[WHAT NEEDS TO BE DONE] Return every line of the records below verbatim, with no pictures in the copy.

[EXERCISE MATERIAL]
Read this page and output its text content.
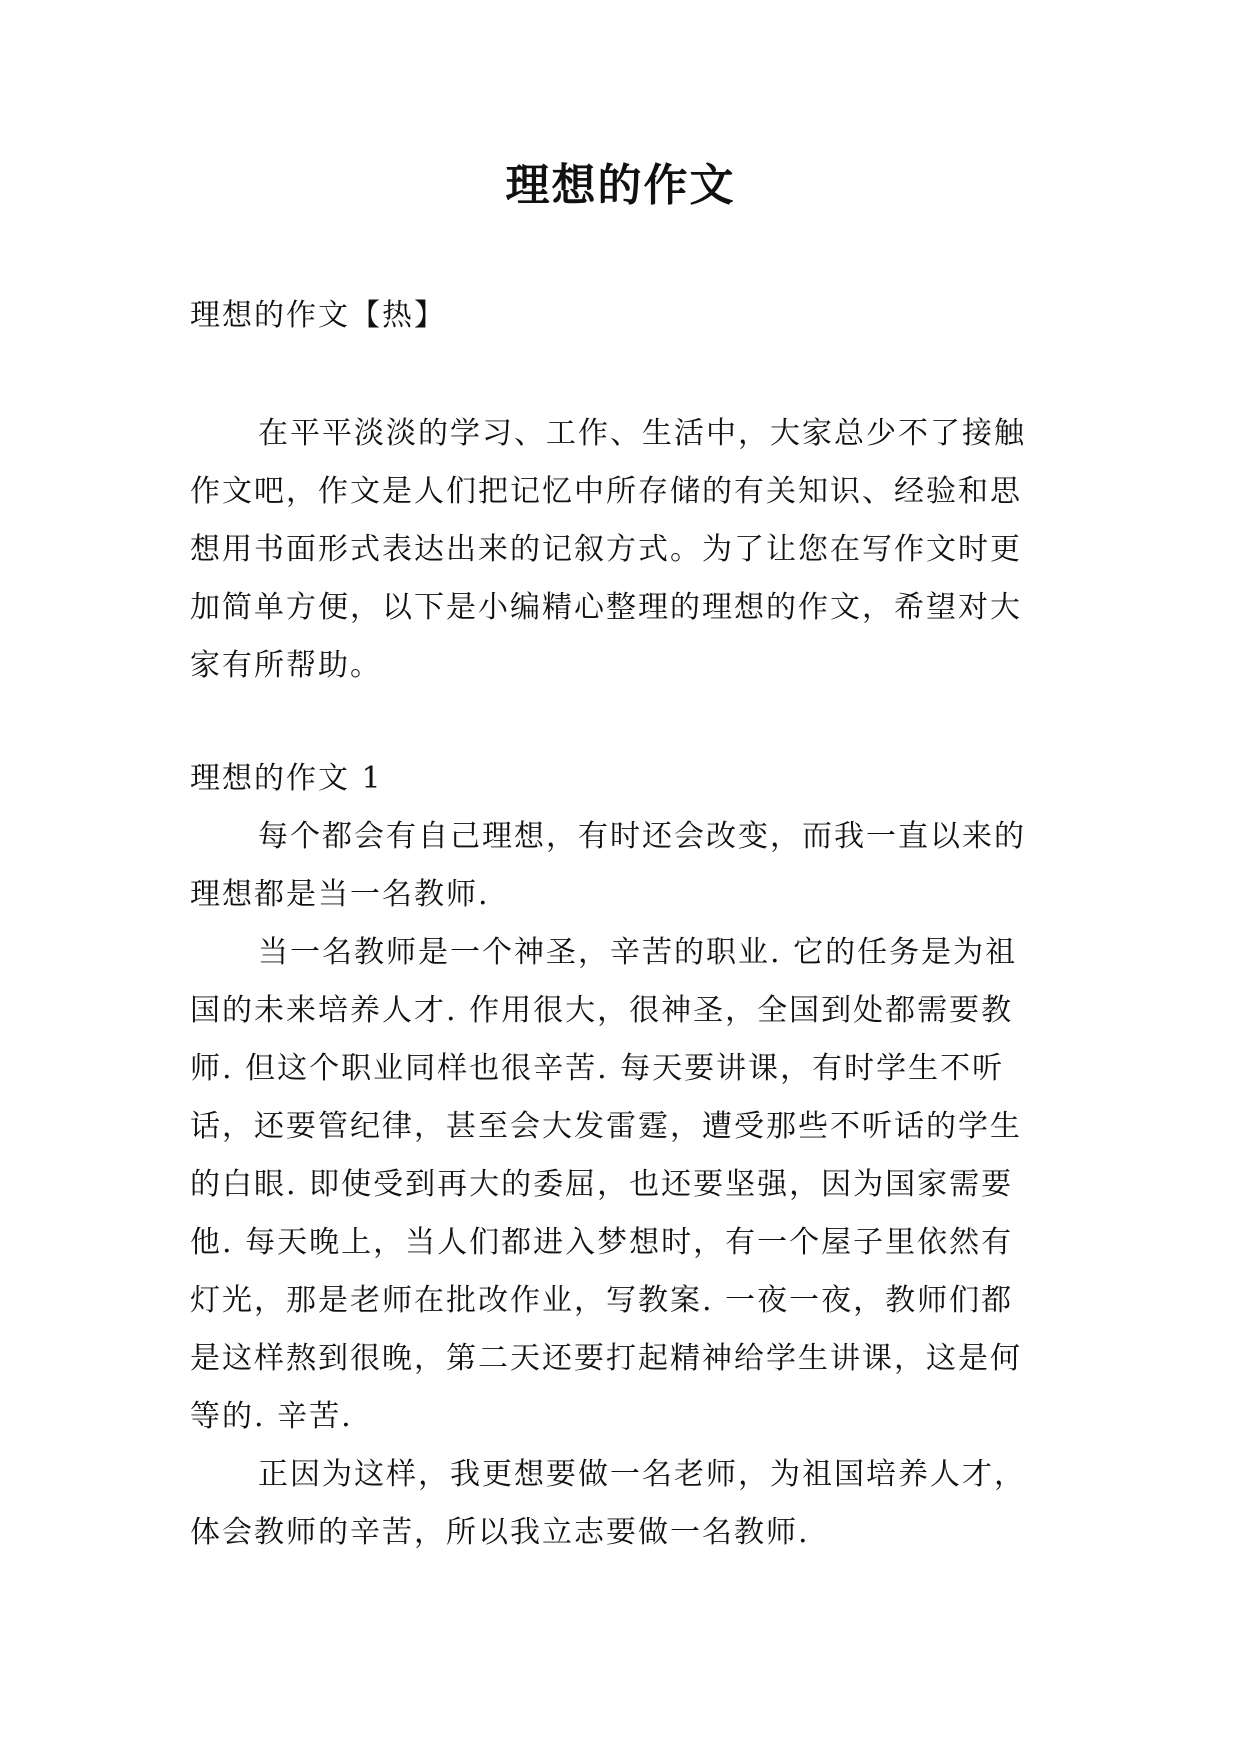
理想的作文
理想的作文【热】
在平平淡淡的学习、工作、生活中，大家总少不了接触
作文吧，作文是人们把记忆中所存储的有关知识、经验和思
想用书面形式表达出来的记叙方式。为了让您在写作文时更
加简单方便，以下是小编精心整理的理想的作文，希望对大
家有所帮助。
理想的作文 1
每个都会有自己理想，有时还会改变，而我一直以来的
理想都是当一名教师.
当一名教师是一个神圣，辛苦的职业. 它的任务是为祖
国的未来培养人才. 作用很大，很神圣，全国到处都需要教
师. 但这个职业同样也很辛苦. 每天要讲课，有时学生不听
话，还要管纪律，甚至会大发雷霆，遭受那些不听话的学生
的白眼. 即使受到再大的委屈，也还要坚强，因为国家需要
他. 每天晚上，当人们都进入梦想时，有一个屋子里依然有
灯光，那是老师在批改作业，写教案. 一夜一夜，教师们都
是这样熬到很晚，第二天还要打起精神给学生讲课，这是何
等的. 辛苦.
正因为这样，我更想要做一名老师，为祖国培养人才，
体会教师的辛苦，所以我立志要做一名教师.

[FULL OUTPUT]
Read this page and output its text content.
理想的作文
理想的作文【热】
在平平淡淡的学习、工作、生活中，大家总少不了接触
作文吧，作文是人们把记忆中所存储的有关知识、经验和思
想用书面形式表达出来的记叙方式。为了让您在写作文时更
加简单方便，以下是小编精心整理的理想的作文，希望对大
家有所帮助。
理想的作文 1
每个都会有自己理想，有时还会改变，而我一直以来的
理想都是当一名教师.
当一名教师是一个神圣，辛苦的职业. 它的任务是为祖
国的未来培养人才. 作用很大，很神圣，全国到处都需要教
师. 但这个职业同样也很辛苦. 每天要讲课，有时学生不听
话，还要管纪律，甚至会大发雷霆，遭受那些不听话的学生
的白眼. 即使受到再大的委屈，也还要坚强，因为国家需要
他. 每天晚上，当人们都进入梦想时，有一个屋子里依然有
灯光，那是老师在批改作业，写教案. 一夜一夜，教师们都
是这样熬到很晚，第二天还要打起精神给学生讲课，这是何
等的. 辛苦.
正因为这样，我更想要做一名老师，为祖国培养人才，
体会教师的辛苦，所以我立志要做一名教师.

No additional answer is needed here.